Text segment =
-- start --
As finance and accounting professionals are increasingly called upon to drive strategic initiatives in complex and uncharted territories such as environmental, social, and governance (ESG) reporting, blockchain technology, and digital currencies, their ability to find and develop creative solutions will become paramount.
And as artificial intelligence (AI) takes over more of the "traditional" accounting tasks, finance professionals will also have to embrace more strategic, creative, and innovation-orientated roles as a way to stay relevant in the machine age.
"Finance professionals are now required to go far beyond the technical layers and financial data to provide clients with dynamic and tailored solutions, which calls for a more creative and fluid mindset," explained Mohamed Zayne Nabbee, ACMA, CGMA, group financial manager at Creative CFO, a global finance consultancy based in South Africa.
Yet in a sector that has long been characterised by linear processes and the rapid delivery of very specific and tangible outcomes, shifting into more abstract and creative modes of thought might require a different set of techniques.
FM magazine spoke to Nabbee and Gabriella Goddard, coaching director at Brainsparker Leadership Academy in the UK, to find out how finance professionals can develop and hone their creative thinking abilities — and equip themselves for the complexity and uncertainty that lies ahead.
Diverge your thinking. When confronting a challenge, it's important to diverge your thinking before you converge into a solution, Goddard said. Divergent thinking involves generating various ideas or approaches to a challenge in a short space of time. The characteristics of divergent thinking include allowing ideas to take shape in the absence of criticism and overanalysis.
"Expanding the range of possibilities can lead to new connections, and one of these could trigger that 'aha' idea," Goddard explained.
To do this, begin by posing a question about your problem, starting with "How might we …?" For example, "How might we use AI to speed up the expense approval process?" "This type of question inherently implies that there is a solution and gives you the perfect frame for brainstorming multiple possibilities," Goddard said.
Another way to expand the range of possible options is to use mind mapping, she noted. This is a radial diagram in which you write the central problem in the middle of a blank page, then you create branches off it with different possible answers.
Each branch can then be further expanded with additional details.
"Mapping your ideas out in this visual format not only increases the quantity of ideas you generate, but it can also reveal new connections that you hadn't thought of before," she said.
Schedule time for unstructured thinking. At Creative CFO, professionals are encouraged to block time in their calendars for brainstorming and creative, unstructured thinking. These sessions could be dedicated to brainstorming for a specific client or organisational challenge, or to developing new models or financial tools for broader use.
-- end --
Transcribe the passage of the article on creative thinking in finance that starts at "Another way to" and ends at "for broader use.". Rely solely on the article on creative thinking in finance.

Source excerpt =
-- start --
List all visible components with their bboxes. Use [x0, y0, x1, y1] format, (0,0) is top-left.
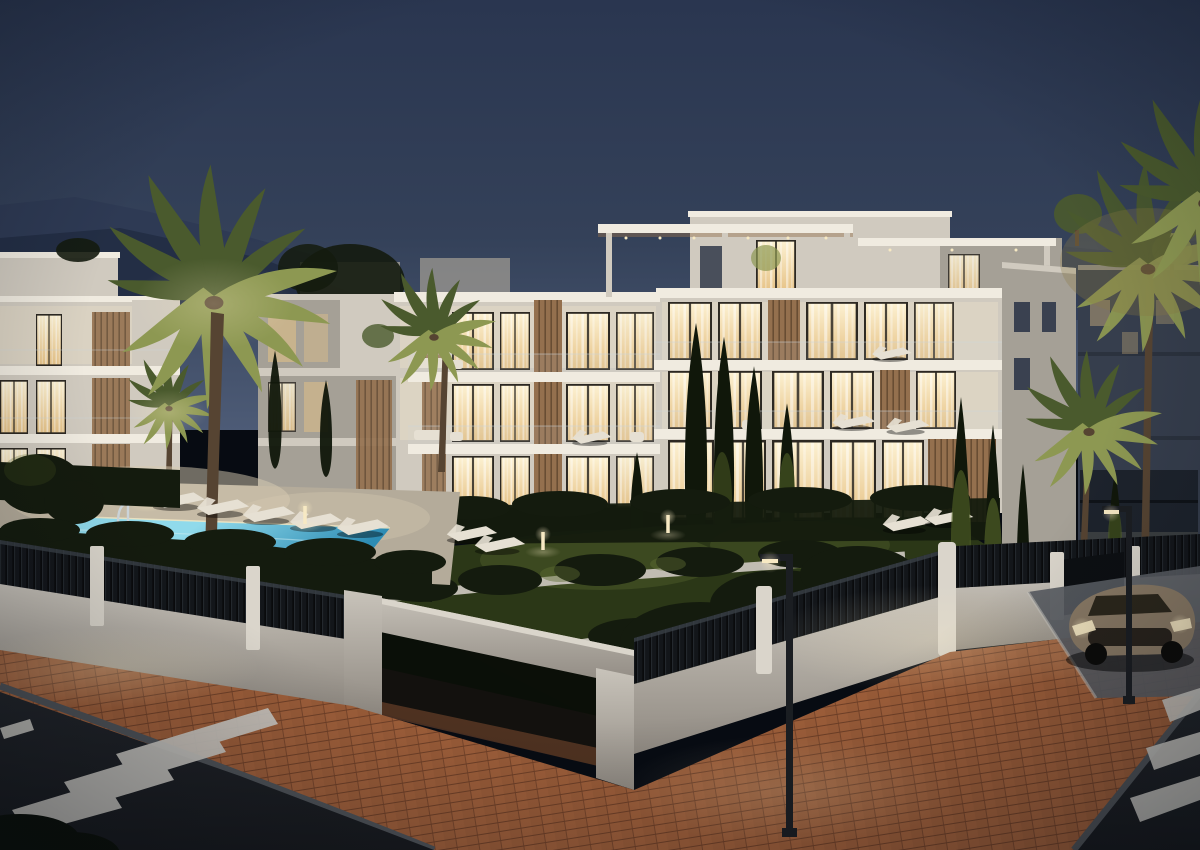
-- end --
Solution to the problem =
Another way to expand the range of possible options is to use mind mapping, she noted. This is a radial diagram in which you write the central problem in the middle of a blank page, then you create branches off it with different possible answers.
Each branch can then be further expanded with additional details.
"Mapping your ideas out in this visual format not only increases the quantity of ideas you generate, but it can also reveal new connections that you hadn't thought of before," she said.
Schedule time for unstructured thinking. At Creative CFO, professionals are encouraged to block time in their calendars for brainstorming and creative, unstructured thinking. These sessions could be dedicated to brainstorming for a specific client or organisational challenge, or to developing new models or financial tools for broader use.